→ Problem requirements: The entries are to be returned exactly, with images left out.
#### Records shown ####
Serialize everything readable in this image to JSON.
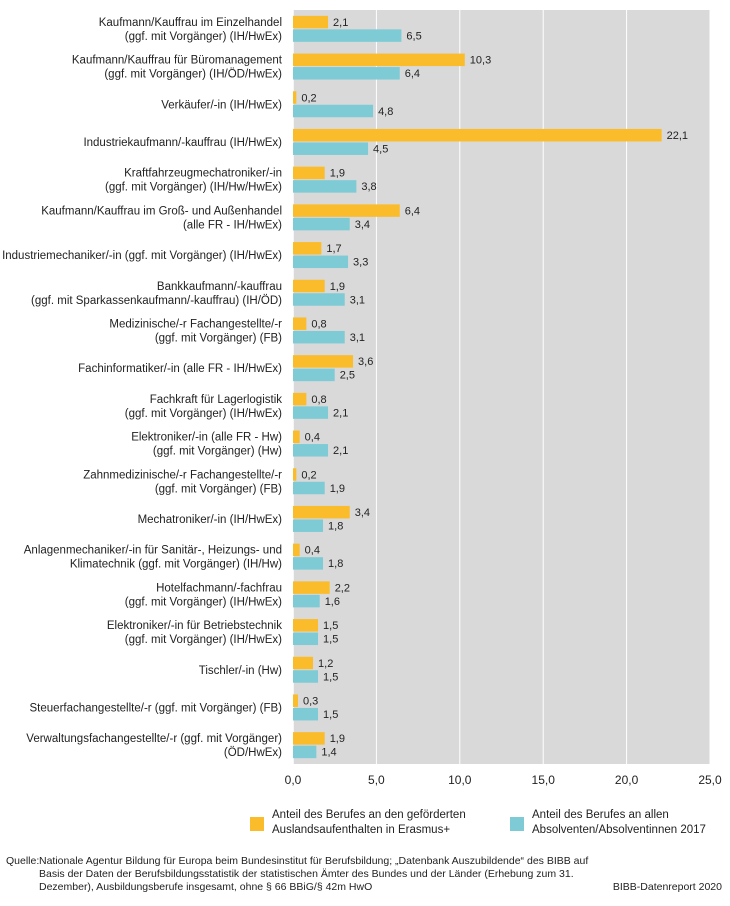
{
  "chart_data": {
    "type": "bar",
    "orientation": "horizontal",
    "categories": [
      [
        "Kaufmann/Kauffrau im Einzelhandel",
        "(ggf. mit Vorgänger) (IH/HwEx)"
      ],
      [
        "Kaufmann/Kauffrau für Büromanagement",
        "(ggf. mit Vorgänger) (IH/ÖD/HwEx)"
      ],
      [
        "Verkäufer/-in (IH/HwEx)"
      ],
      [
        "Industriekaufmann/-kauffrau (IH/HwEx)"
      ],
      [
        "Kraftfahrzeugmechatroniker/-in",
        "(ggf. mit Vorgänger) (IH/Hw/HwEx)"
      ],
      [
        "Kaufmann/Kauffrau im Groß- und Außenhandel",
        "(alle FR - IH/HwEx)"
      ],
      [
        "Industriemechaniker/-in (ggf. mit Vorgänger) (IH/HwEx)"
      ],
      [
        "Bankkaufmann/-kauffrau",
        "(ggf. mit Sparkassenkaufmann/-kauffrau) (IH/ÖD)"
      ],
      [
        "Medizinische/-r Fachangestellte/-r",
        "(ggf. mit Vorgänger) (FB)"
      ],
      [
        "Fachinformatiker/-in (alle FR - IH/HwEx)"
      ],
      [
        "Fachkraft für Lagerlogistik",
        "(ggf. mit Vorgänger) (IH/HwEx)"
      ],
      [
        "Elektroniker/-in (alle FR - Hw)",
        "(ggf. mit Vorgänger) (Hw)"
      ],
      [
        "Zahnmedizinische/-r Fachangestellte/-r",
        "(ggf. mit Vorgänger) (FB)"
      ],
      [
        "Mechatroniker/-in (IH/HwEx)"
      ],
      [
        "Anlagenmechaniker/-in für Sanitär-, Heizungs- und",
        "Klimatechnik (ggf. mit Vorgänger) (IH/Hw)"
      ],
      [
        "Hotelfachmann/-fachfrau",
        "(ggf. mit Vorgänger) (IH/HwEx)"
      ],
      [
        "Elektroniker/-in für Betriebstechnik",
        "(ggf. mit Vorgänger) (IH/HwEx)"
      ],
      [
        "Tischler/-in (Hw)"
      ],
      [
        "Steuerfachangestellte/-r (ggf. mit Vorgänger) (FB)"
      ],
      [
        "Verwaltungsfachangestellte/-r (ggf. mit Vorgänger)",
        "(ÖD/HwEx)"
      ]
    ],
    "series": [
      {
        "name": "Anteil des Berufes an den geförderten Auslandsaufenthalten in Erasmus+",
        "color": "#fbbc2c",
        "values": [
          2.1,
          10.3,
          0.2,
          22.1,
          1.9,
          6.4,
          1.7,
          1.9,
          0.8,
          3.6,
          0.8,
          0.4,
          0.2,
          3.4,
          0.4,
          2.2,
          1.5,
          1.2,
          0.3,
          1.9
        ],
        "labels": [
          "2,1",
          "10,3",
          "0,2",
          "22,1",
          "1,9",
          "6,4",
          "1,7",
          "1,9",
          "0,8",
          "3,6",
          "0,8",
          "0,4",
          "0,2",
          "3,4",
          "0,4",
          "2,2",
          "1,5",
          "1,2",
          "0,3",
          "1,9"
        ]
      },
      {
        "name": "Anteil des Berufes an allen Absolventen/Absolventinnen 2017",
        "color": "#7ecbd6",
        "values": [
          6.5,
          6.4,
          4.8,
          4.5,
          3.8,
          3.4,
          3.3,
          3.1,
          3.1,
          2.5,
          2.1,
          2.1,
          1.9,
          1.8,
          1.8,
          1.6,
          1.5,
          1.5,
          1.5,
          1.4
        ],
        "labels": [
          "6,5",
          "6,4",
          "4,8",
          "4,5",
          "3,8",
          "3,4",
          "3,3",
          "3,1",
          "3,1",
          "2,5",
          "2,1",
          "2,1",
          "1,9",
          "1,8",
          "1,8",
          "1,6",
          "1,5",
          "1,5",
          "1,5",
          "1,4"
        ]
      }
    ],
    "xlim": [
      0,
      25
    ],
    "xticks": [
      0,
      5,
      10,
      15,
      20,
      25
    ],
    "xtick_labels": [
      "0,0",
      "5,0",
      "10,0",
      "15,0",
      "20,0",
      "25,0"
    ],
    "grid": true,
    "panel_bg": "#d9d9da",
    "legend_position": "bottom"
  },
  "legend": {
    "a": "Anteil des Berufes an den geförderten Auslandsaufenthalten in Erasmus+",
    "b": "Anteil des Berufes an allen Absolventen/Absolventinnen 2017"
  },
  "source": {
    "label": "Quelle:",
    "text": "Nationale Agentur Bildung für Europa beim Bundesinstitut für Berufsbildung; „Datenbank Auszubildende“ des BIBB auf Basis der Daten der Berufsbildungsstatistik der statistischen Ämter des Bundes und der Länder (Erhebung zum 31. Dezember), Ausbildungsberufe insgesamt, ohne § 66 BBiG/§ 42m HwO"
  },
  "footer": "BIBB-Datenreport 2020"
}
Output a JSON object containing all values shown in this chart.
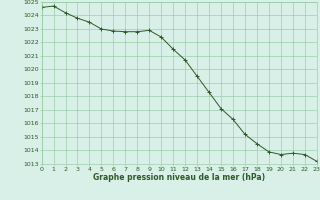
####
→ Final answer:
Serialize everything readable in this image to JSON.
{
  "chart_data": {
    "type": "bar",
    "orientation": "horizontal",
    "categories": [
      [
        "Kaufmann/Kauffrau im Einzelhandel",
        "(ggf. mit Vorgänger) (IH/HwEx)"
      ],
      [
        "Kaufmann/Kauffrau für Büromanagement",
        "(ggf. mit Vorgänger) (IH/ÖD/HwEx)"
      ],
      [
        "Verkäufer/-in (IH/HwEx)"
      ],
      [
        "Industriekaufmann/-kauffrau (IH/HwEx)"
      ],
      [
        "Kraftfahrzeugmechatroniker/-in",
        "(ggf. mit Vorgänger) (IH/Hw/HwEx)"
      ],
      [
        "Kaufmann/Kauffrau im Groß- und Außenhandel",
        "(alle FR - IH/HwEx)"
      ],
      [
        "Industriemechaniker/-in (ggf. mit Vorgänger) (IH/HwEx)"
      ],
      [
        "Bankkaufmann/-kauffrau",
        "(ggf. mit Sparkassenkaufmann/-kauffrau) (IH/ÖD)"
      ],
      [
        "Medizinische/-r Fachangestellte/-r",
        "(ggf. mit Vorgänger) (FB)"
      ],
      [
        "Fachinformatiker/-in (alle FR - IH/HwEx)"
      ],
      [
        "Fachkraft für Lagerlogistik",
        "(ggf. mit Vorgänger) (IH/HwEx)"
      ],
      [
        "Elektroniker/-in (alle FR - Hw)",
        "(ggf. mit Vorgänger) (Hw)"
      ],
      [
        "Zahnmedizinische/-r Fachangestellte/-r",
        "(ggf. mit Vorgänger) (FB)"
      ],
      [
        "Mechatroniker/-in (IH/HwEx)"
      ],
      [
        "Anlagenmechaniker/-in für Sanitär-, Heizungs- und",
        "Klimatechnik (ggf. mit Vorgänger) (IH/Hw)"
      ],
      [
        "Hotelfachmann/-fachfrau",
        "(ggf. mit Vorgänger) (IH/HwEx)"
      ],
      [
        "Elektroniker/-in für Betriebstechnik",
        "(ggf. mit Vorgänger) (IH/HwEx)"
      ],
      [
        "Tischler/-in (Hw)"
      ],
      [
        "Steuerfachangestellte/-r (ggf. mit Vorgänger) (FB)"
      ],
      [
        "Verwaltungsfachangestellte/-r (ggf. mit Vorgänger)",
        "(ÖD/HwEx)"
      ]
    ],
    "series": [
      {
        "name": "Anteil des Berufes an den geförderten Auslandsaufenthalten in Erasmus+",
        "color": "#fbbc2c",
        "values": [
          2.1,
          10.3,
          0.2,
          22.1,
          1.9,
          6.4,
          1.7,
          1.9,
          0.8,
          3.6,
          0.8,
          0.4,
          0.2,
          3.4,
          0.4,
          2.2,
          1.5,
          1.2,
          0.3,
          1.9
        ],
        "labels": [
          "2,1",
          "10,3",
          "0,2",
          "22,1",
          "1,9",
          "6,4",
          "1,7",
          "1,9",
          "0,8",
          "3,6",
          "0,8",
          "0,4",
          "0,2",
          "3,4",
          "0,4",
          "2,2",
          "1,5",
          "1,2",
          "0,3",
          "1,9"
        ]
      },
      {
        "name": "Anteil des Berufes an allen Absolventen/Absolventinnen 2017",
        "color": "#7ecbd6",
        "values": [
          6.5,
          6.4,
          4.8,
          4.5,
          3.8,
          3.4,
          3.3,
          3.1,
          3.1,
          2.5,
          2.1,
          2.1,
          1.9,
          1.8,
          1.8,
          1.6,
          1.5,
          1.5,
          1.5,
          1.4
        ],
        "labels": [
          "6,5",
          "6,4",
          "4,8",
          "4,5",
          "3,8",
          "3,4",
          "3,3",
          "3,1",
          "3,1",
          "2,5",
          "2,1",
          "2,1",
          "1,9",
          "1,8",
          "1,8",
          "1,6",
          "1,5",
          "1,5",
          "1,5",
          "1,4"
        ]
      }
    ],
    "xlim": [
      0,
      25
    ],
    "xticks": [
      0,
      5,
      10,
      15,
      20,
      25
    ],
    "xtick_labels": [
      "0,0",
      "5,0",
      "10,0",
      "15,0",
      "20,0",
      "25,0"
    ],
    "grid": true,
    "panel_bg": "#d9d9da",
    "legend_position": "bottom"
  },
  "legend": {
    "a": "Anteil des Berufes an den geförderten Auslandsaufenthalten in Erasmus+",
    "b": "Anteil des Berufes an allen Absolventen/Absolventinnen 2017"
  },
  "source": {
    "label": "Quelle:",
    "text": "Nationale Agentur Bildung für Europa beim Bundesinstitut für Berufsbildung; „Datenbank Auszubildende“ des BIBB auf Basis der Daten der Berufsbildungsstatistik der statistischen Ämter des Bundes und der Länder (Erhebung zum 31. Dezember), Ausbildungsberufe insgesamt, ohne § 66 BBiG/§ 42m HwO"
  },
  "footer": "BIBB-Datenreport 2020"
}
Output a JSON object containing all values shown in this chart.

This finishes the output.